■ Source extract ■
<<<<

Saturday, August 10, 2019

Fun with Bugs #88 - On MySQL Bug Reports I am Subscribed to, Part XXII

It's Saturday night. I have a week of vacation ahead that I am going to spend at home, working on things I usually do not have time for. I already did something useful (created a couple of test cases for MariaDB bugs here and there, among other things), so why not to get some fun and continue my previous review of recent interesting MySQL bug report...

So, here is the list of 15 more MySQL community bug reports that I've subscribed to back in May and June 2019:
  • Bug #95491 - "The unused wake up in simulator AIO of function reserve_slot". I am impressed by the fact that these days many people just study InnoDB code, find problematic parts, improve them, test and prove the improvement, and submit patches to Oracle. Chen Zongzhi, who reported this bug, is one of such great people.

>>>>

■ Task ■
Print the passage of the MySQL bug report post word for word, starting with "Fun with Bugs" and going on through "MySQL bug report...".

■ Recorded data ■

<<<<

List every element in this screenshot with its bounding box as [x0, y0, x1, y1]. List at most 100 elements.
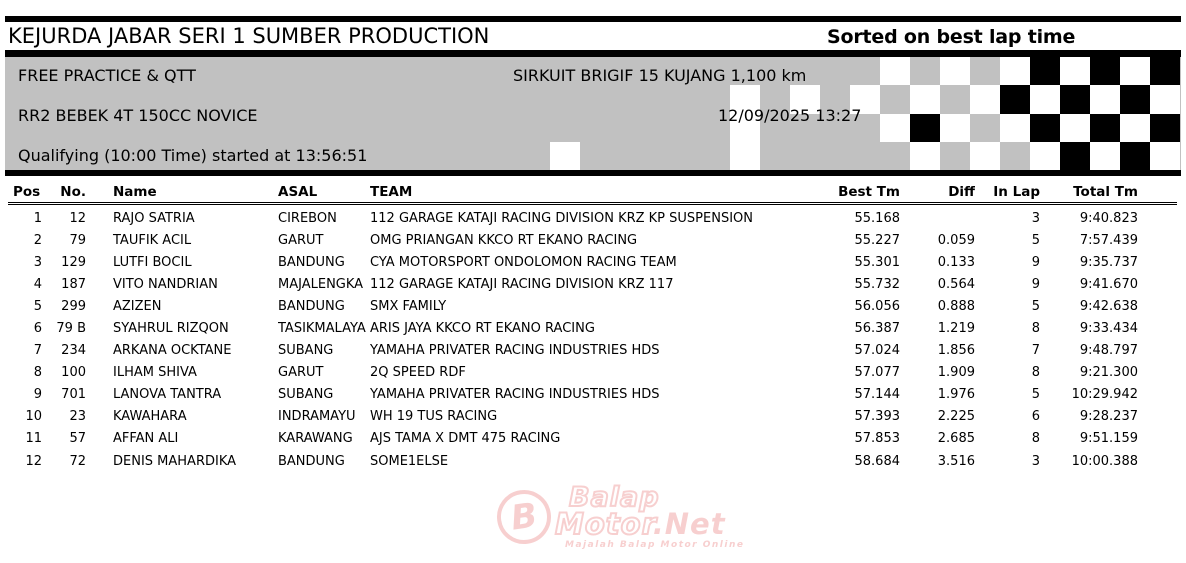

>>>>

■ Written answer ■
Fun with Bugs #88 - On MySQL Bug Reports I am Subscribed to, Part XXII

It's Saturday night. I have a week of vacation ahead that I am going to spend at home, working on things I usually do not have time for. I already did something useful (created a couple of test cases for MariaDB bugs here and there, among other things), so why not to get some fun and continue my previous review of recent interesting MySQL bug report...